Gather the lines from the material that contain "商业计划书".
─── Supplied records
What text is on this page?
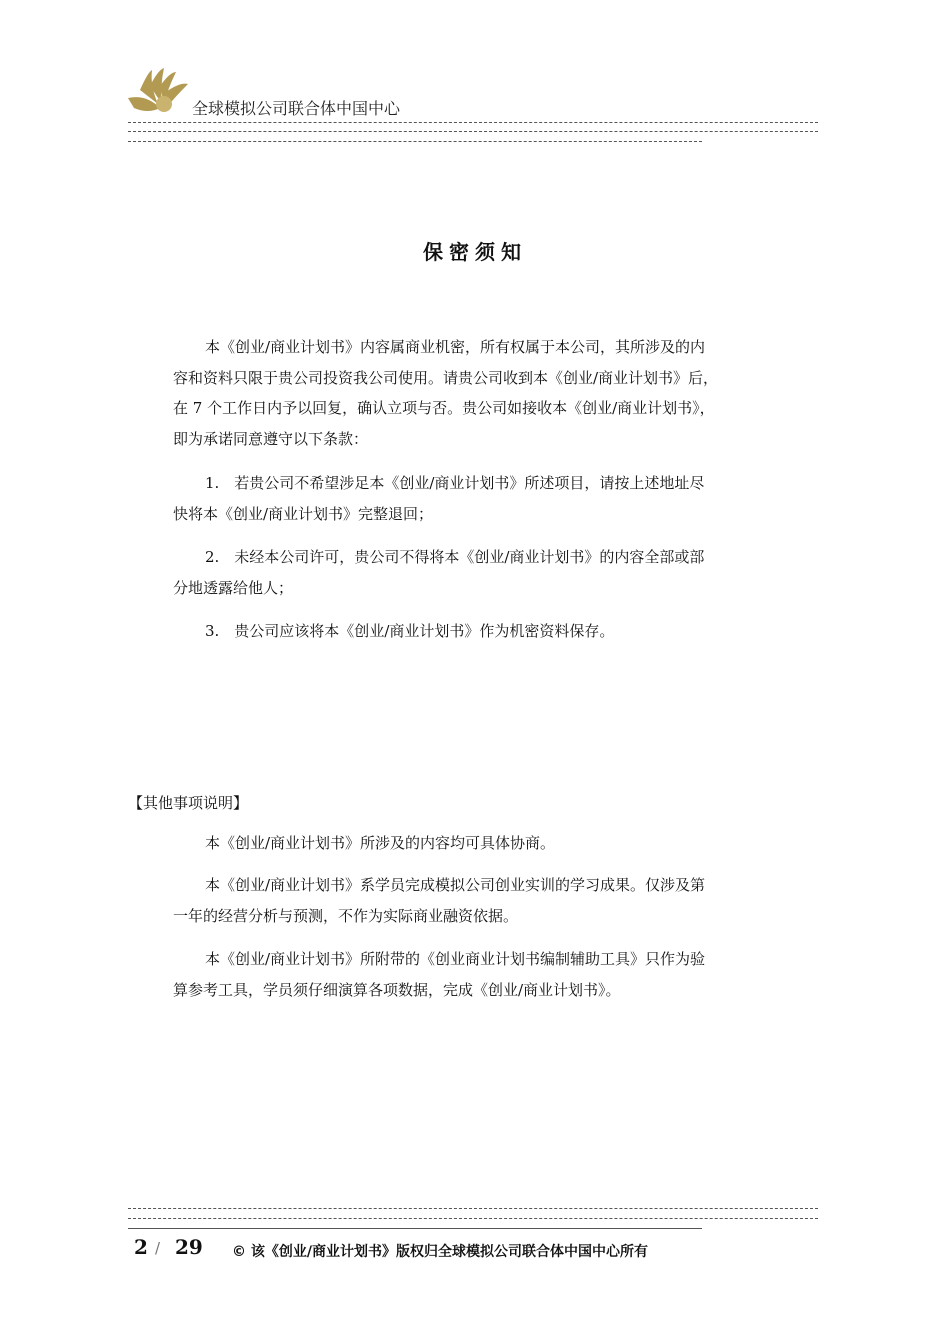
全球模拟公司联合体中国中心
保密须知
本《创业/商业计划书》内容属商业机密，所有权属于本公司，其所涉及的内
容和资料只限于贵公司投资我公司使用。请贵公司收到本《创业/商业计划书》后，
在 7 个工作日内予以回复，确认立项与否。贵公司如接收本《创业/商业计划书》，
即为承诺同意遵守以下条款：
1.　若贵公司不希望涉足本《创业/商业计划书》所述项目，请按上述地址尽
快将本《创业/商业计划书》完整退回；
2.　未经本公司许可，贵公司不得将本《创业/商业计划书》的内容全部或部
分地透露给他人；
3.　贵公司应该将本《创业/商业计划书》作为机密资料保存。
本《创业/商业计划书》所涉及的内容均可具体协商。
本《创业/商业计划书》系学员完成模拟公司创业实训的学习成果。仅涉及第
一年的经营分析与预测，不作为实际商业融资依据。
本《创业/商业计划书》所附带的《创业商业计划书编制辅助工具》只作为验
算参考工具，学员须仔细演算各项数据，完成《创业/商业计划书》。
【其他事项说明】
2 / 29 © 该《创业/商业计划书》版权归全球模拟公司联合体中国中心所有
──────
#### Answer for this exercise:
本《创业/商业计划书》内容属商业机密，所有权属于本公司，其所涉及的内
容和资料只限于贵公司投资我公司使用。请贵公司收到本《创业/商业计划书》后，
在 7 个工作日内予以回复，确认立项与否。贵公司如接收本《创业/商业计划书》，
1.　若贵公司不希望涉足本《创业/商业计划书》所述项目，请按上述地址尽
快将本《创业/商业计划书》完整退回；
2.　未经本公司许可，贵公司不得将本《创业/商业计划书》的内容全部或部
3.　贵公司应该将本《创业/商业计划书》作为机密资料保存。
本《创业/商业计划书》所涉及的内容均可具体协商。
本《创业/商业计划书》系学员完成模拟公司创业实训的学习成果。仅涉及第
本《创业/商业计划书》所附带的《创业商业计划书编制辅助工具》只作为验
算参考工具，学员须仔细演算各项数据，完成《创业/商业计划书》。
2 / 29 © 该《创业/商业计划书》版权归全球模拟公司联合体中国中心所有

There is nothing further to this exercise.